Would you write out the entries below, every one of them, exactly?

--- Start Data shown ---

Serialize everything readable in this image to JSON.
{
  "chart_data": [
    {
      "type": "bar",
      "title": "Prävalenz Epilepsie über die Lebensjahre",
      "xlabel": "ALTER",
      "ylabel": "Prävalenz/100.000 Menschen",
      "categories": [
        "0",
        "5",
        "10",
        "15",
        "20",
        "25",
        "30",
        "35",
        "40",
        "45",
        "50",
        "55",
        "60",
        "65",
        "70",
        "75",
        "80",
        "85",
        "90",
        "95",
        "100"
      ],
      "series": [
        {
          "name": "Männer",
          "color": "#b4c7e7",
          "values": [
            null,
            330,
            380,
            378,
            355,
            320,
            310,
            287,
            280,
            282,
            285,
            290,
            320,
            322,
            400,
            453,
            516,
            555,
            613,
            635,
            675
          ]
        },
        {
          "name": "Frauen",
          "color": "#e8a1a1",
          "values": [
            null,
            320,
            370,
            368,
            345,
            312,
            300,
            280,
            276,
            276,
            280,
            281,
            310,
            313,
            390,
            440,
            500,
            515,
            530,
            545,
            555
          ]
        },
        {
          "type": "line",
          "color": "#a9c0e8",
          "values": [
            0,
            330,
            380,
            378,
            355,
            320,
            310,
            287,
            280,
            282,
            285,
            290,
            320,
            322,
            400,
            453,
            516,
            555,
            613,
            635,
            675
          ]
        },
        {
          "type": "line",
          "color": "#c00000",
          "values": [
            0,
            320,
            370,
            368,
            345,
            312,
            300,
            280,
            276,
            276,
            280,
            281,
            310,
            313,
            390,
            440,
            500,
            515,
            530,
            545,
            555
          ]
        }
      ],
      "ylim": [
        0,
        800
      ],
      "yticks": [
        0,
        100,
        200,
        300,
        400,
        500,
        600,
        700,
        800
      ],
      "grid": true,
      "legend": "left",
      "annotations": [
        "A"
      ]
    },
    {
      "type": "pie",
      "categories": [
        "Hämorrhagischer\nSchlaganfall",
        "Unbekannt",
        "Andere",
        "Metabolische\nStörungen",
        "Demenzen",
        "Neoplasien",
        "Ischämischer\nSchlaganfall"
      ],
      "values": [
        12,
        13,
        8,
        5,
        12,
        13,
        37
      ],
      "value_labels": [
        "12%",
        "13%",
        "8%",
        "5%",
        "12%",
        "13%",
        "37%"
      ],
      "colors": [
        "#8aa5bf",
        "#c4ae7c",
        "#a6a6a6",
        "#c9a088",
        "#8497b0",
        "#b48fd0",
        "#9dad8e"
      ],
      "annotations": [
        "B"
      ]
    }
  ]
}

--- End Data shown ---

### Exercise result
Serialize everything readable in this image to JSON.
{
  "chart_data": [
    {
      "type": "bar",
      "title": "Prävalenz Epilepsie über die Lebensjahre",
      "xlabel": "ALTER",
      "ylabel": "Prävalenz/100.000 Menschen",
      "categories": [
        "0",
        "5",
        "10",
        "15",
        "20",
        "25",
        "30",
        "35",
        "40",
        "45",
        "50",
        "55",
        "60",
        "65",
        "70",
        "75",
        "80",
        "85",
        "90",
        "95",
        "100"
      ],
      "series": [
        {
          "name": "Männer",
          "color": "#b4c7e7",
          "values": [
            null,
            330,
            380,
            378,
            355,
            320,
            310,
            287,
            280,
            282,
            285,
            290,
            320,
            322,
            400,
            453,
            516,
            555,
            613,
            635,
            675
          ]
        },
        {
          "name": "Frauen",
          "color": "#e8a1a1",
          "values": [
            null,
            320,
            370,
            368,
            345,
            312,
            300,
            280,
            276,
            276,
            280,
            281,
            310,
            313,
            390,
            440,
            500,
            515,
            530,
            545,
            555
          ]
        },
        {
          "type": "line",
          "color": "#a9c0e8",
          "values": [
            0,
            330,
            380,
            378,
            355,
            320,
            310,
            287,
            280,
            282,
            285,
            290,
            320,
            322,
            400,
            453,
            516,
            555,
            613,
            635,
            675
          ]
        },
        {
          "type": "line",
          "color": "#c00000",
          "values": [
            0,
            320,
            370,
            368,
            345,
            312,
            300,
            280,
            276,
            276,
            280,
            281,
            310,
            313,
            390,
            440,
            500,
            515,
            530,
            545,
            555
          ]
        }
      ],
      "ylim": [
        0,
        800
      ],
      "yticks": [
        0,
        100,
        200,
        300,
        400,
        500,
        600,
        700,
        800
      ],
      "grid": true,
      "legend": "left",
      "annotations": [
        "A"
      ]
    },
    {
      "type": "pie",
      "categories": [
        "Hämorrhagischer\nSchlaganfall",
        "Unbekannt",
        "Andere",
        "Metabolische\nStörungen",
        "Demenzen",
        "Neoplasien",
        "Ischämischer\nSchlaganfall"
      ],
      "values": [
        12,
        13,
        8,
        5,
        12,
        13,
        37
      ],
      "value_labels": [
        "12%",
        "13%",
        "8%",
        "5%",
        "12%",
        "13%",
        "37%"
      ],
      "colors": [
        "#8aa5bf",
        "#c4ae7c",
        "#a6a6a6",
        "#c9a088",
        "#8497b0",
        "#b48fd0",
        "#9dad8e"
      ],
      "annotations": [
        "B"
      ]
    }
  ]
}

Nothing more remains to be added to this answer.